[Dataset items]
○ ○ ○
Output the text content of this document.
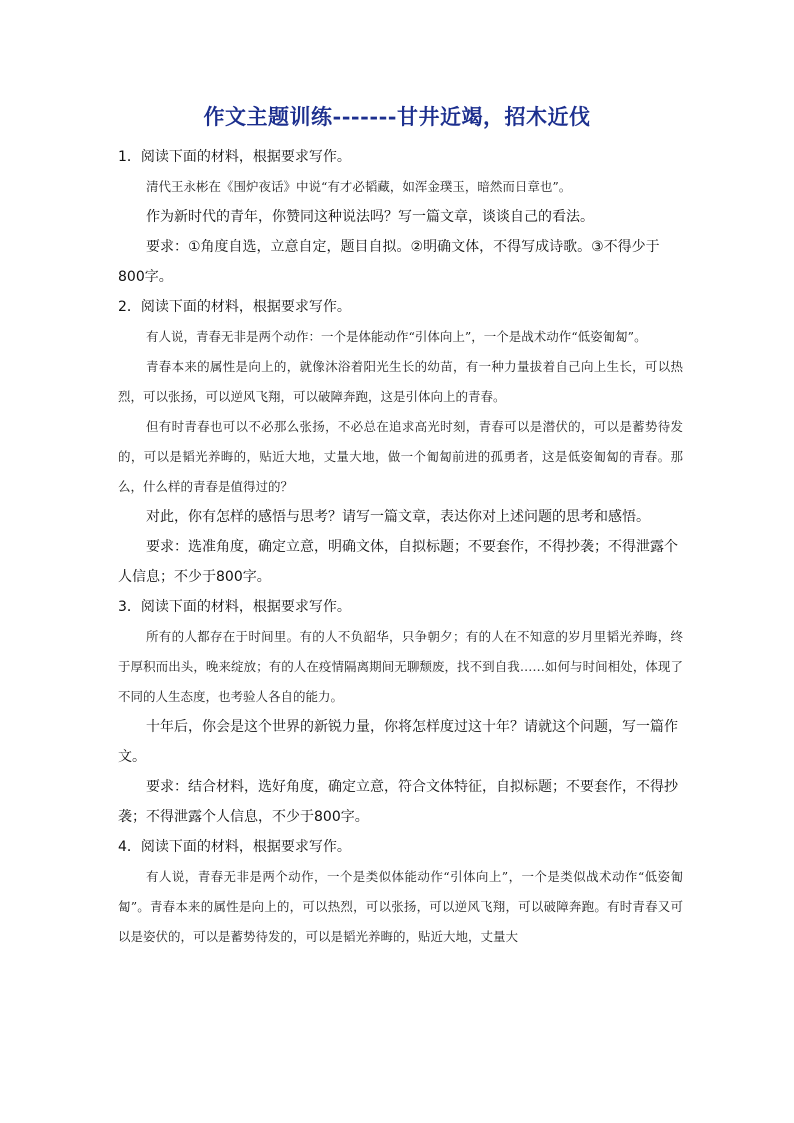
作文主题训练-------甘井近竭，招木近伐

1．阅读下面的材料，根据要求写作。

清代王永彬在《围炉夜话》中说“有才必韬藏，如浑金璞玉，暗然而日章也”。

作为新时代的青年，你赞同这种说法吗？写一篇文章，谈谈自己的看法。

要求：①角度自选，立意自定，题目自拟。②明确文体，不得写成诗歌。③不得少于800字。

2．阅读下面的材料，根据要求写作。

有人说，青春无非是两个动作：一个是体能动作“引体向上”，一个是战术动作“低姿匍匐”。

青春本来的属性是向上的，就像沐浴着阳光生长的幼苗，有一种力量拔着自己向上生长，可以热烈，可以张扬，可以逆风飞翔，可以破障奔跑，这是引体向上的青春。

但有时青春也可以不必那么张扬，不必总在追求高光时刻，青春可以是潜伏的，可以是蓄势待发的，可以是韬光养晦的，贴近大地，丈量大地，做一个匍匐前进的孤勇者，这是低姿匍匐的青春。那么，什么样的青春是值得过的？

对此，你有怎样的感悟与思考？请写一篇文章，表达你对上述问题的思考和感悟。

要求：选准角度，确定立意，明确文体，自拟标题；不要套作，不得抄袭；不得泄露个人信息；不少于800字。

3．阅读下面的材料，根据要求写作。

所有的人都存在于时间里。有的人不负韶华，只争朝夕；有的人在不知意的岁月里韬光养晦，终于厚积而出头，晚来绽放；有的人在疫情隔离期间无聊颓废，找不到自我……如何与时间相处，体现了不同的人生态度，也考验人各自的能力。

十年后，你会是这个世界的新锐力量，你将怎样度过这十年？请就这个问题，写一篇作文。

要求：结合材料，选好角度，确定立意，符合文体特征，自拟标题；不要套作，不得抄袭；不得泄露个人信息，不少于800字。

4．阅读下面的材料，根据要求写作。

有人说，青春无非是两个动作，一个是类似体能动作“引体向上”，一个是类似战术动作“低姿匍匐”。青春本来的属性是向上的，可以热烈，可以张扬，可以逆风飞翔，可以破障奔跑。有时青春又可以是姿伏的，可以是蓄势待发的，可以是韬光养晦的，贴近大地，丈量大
○ ○ ○
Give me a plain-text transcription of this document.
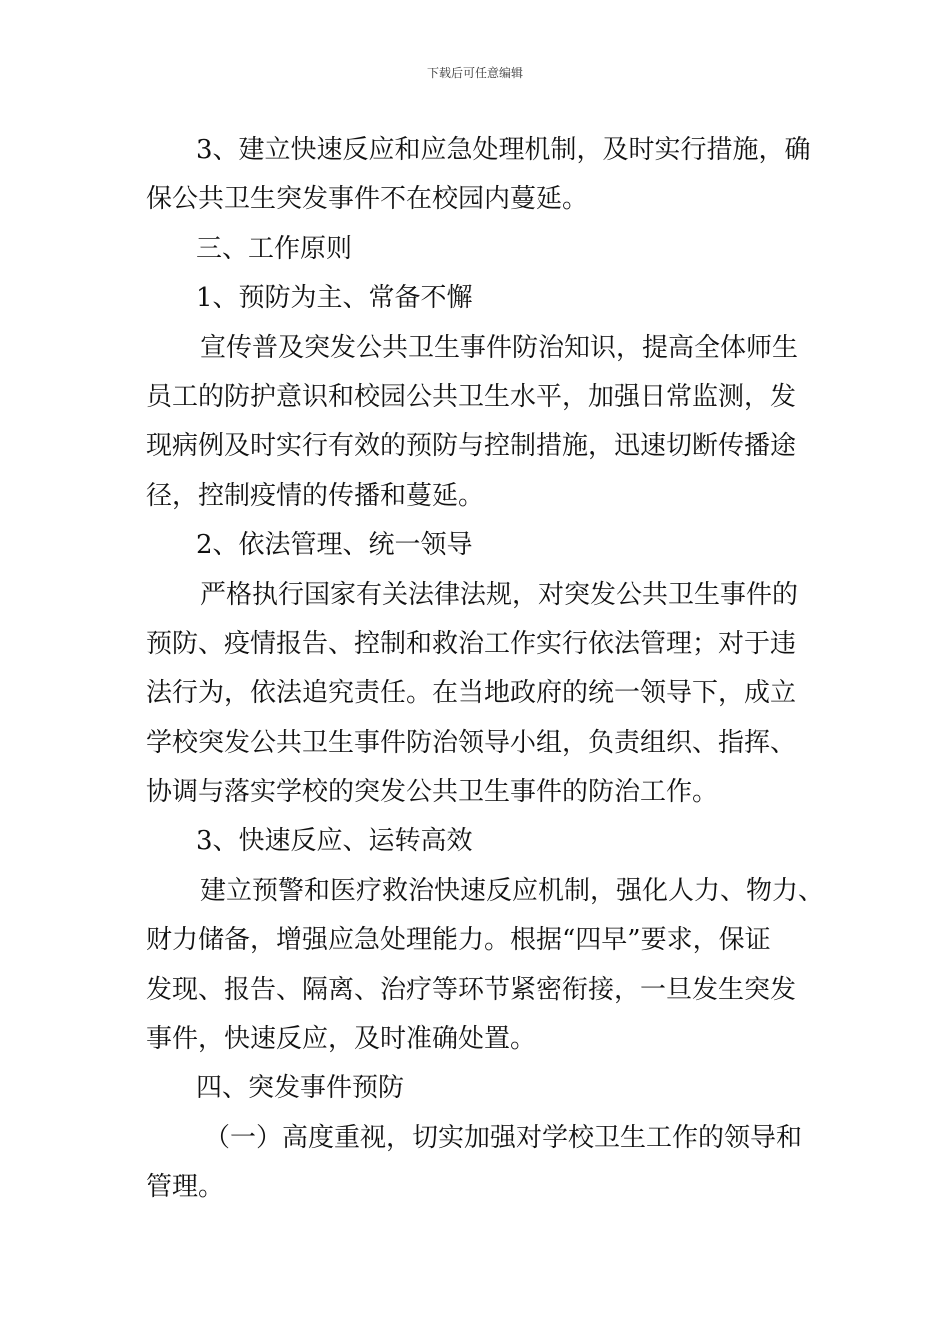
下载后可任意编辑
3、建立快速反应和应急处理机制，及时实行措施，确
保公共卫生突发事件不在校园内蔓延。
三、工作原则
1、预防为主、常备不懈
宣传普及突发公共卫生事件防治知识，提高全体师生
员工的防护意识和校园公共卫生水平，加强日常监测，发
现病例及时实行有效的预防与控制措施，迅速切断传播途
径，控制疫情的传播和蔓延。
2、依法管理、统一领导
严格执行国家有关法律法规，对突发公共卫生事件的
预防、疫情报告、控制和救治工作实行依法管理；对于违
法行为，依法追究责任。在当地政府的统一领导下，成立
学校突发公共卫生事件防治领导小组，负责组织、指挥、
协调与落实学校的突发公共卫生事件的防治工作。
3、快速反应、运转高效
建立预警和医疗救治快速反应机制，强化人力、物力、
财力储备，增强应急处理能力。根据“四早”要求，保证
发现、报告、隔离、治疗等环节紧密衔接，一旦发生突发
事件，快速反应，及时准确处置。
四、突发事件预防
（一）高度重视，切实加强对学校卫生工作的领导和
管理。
○ ○ ○
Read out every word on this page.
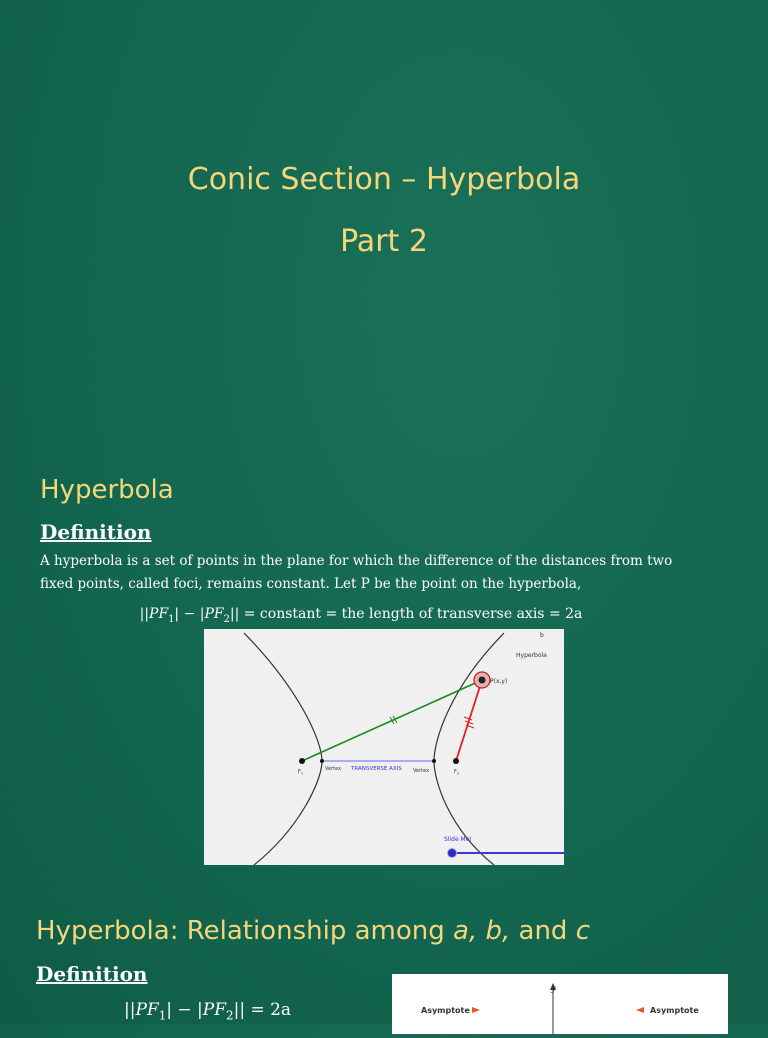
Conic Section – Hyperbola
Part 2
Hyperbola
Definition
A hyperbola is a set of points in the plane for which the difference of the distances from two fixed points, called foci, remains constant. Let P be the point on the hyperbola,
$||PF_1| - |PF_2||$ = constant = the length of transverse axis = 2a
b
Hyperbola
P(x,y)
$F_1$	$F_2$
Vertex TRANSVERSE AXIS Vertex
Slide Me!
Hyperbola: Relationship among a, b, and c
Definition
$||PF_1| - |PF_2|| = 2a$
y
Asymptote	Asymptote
○ ○ ○
# Work to be completed
Scan the listing above and copy all lines containing the word "阅读下面的材料".

# Output of the task
1．阅读下面的材料，根据要求写作。
2．阅读下面的材料，根据要求写作。
3．阅读下面的材料，根据要求写作。
4．阅读下面的材料，根据要求写作。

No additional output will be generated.